> [Problem statement]: Going through the material below, please gather all lines with the word "publice" in them.

====

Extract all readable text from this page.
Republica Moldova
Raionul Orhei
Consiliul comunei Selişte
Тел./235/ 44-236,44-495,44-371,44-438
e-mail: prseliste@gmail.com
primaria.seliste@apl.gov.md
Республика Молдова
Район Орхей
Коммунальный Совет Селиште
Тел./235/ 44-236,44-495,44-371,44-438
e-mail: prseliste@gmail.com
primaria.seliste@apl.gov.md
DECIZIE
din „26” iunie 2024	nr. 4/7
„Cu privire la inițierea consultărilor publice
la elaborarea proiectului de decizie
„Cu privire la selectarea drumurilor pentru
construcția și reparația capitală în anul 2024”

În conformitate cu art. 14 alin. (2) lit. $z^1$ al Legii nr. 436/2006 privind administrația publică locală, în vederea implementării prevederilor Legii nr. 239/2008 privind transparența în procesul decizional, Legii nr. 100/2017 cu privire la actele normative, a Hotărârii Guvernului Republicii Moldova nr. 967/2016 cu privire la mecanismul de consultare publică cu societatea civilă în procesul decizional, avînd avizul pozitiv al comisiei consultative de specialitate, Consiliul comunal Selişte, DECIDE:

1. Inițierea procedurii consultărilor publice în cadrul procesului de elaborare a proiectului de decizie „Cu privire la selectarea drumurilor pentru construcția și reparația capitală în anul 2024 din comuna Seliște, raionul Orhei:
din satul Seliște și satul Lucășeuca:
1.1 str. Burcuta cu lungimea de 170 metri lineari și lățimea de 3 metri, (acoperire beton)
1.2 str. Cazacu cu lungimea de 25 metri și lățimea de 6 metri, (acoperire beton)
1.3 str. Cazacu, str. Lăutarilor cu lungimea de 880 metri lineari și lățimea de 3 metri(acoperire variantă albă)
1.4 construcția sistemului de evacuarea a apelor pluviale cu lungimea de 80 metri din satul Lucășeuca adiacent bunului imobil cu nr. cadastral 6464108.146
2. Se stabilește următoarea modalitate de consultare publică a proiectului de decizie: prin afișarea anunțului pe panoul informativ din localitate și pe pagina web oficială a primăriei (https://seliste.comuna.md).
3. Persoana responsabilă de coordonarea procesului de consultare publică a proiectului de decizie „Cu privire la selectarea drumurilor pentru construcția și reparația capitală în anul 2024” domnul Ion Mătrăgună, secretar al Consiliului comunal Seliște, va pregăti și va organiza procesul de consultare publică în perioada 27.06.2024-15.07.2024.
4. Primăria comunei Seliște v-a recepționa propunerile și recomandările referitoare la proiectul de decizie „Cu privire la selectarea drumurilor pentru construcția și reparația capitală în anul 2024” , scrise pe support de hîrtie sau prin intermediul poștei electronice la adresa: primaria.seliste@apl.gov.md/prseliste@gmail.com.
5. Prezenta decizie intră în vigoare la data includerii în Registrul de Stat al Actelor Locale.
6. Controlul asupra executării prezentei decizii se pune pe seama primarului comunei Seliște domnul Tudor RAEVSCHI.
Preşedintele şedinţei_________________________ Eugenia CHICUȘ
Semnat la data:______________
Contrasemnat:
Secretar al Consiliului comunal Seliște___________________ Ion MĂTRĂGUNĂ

====

> [Solution to the exercise]:
„Cu privire la inițierea consultărilor publice
1. Inițierea procedurii consultărilor publice în cadrul procesului de elaborare a proiectului de decizie „Cu privire la selectarea drumurilor pentru construcția și reparația capitală în anul 2024 din comuna Seliște, raionul Orhei:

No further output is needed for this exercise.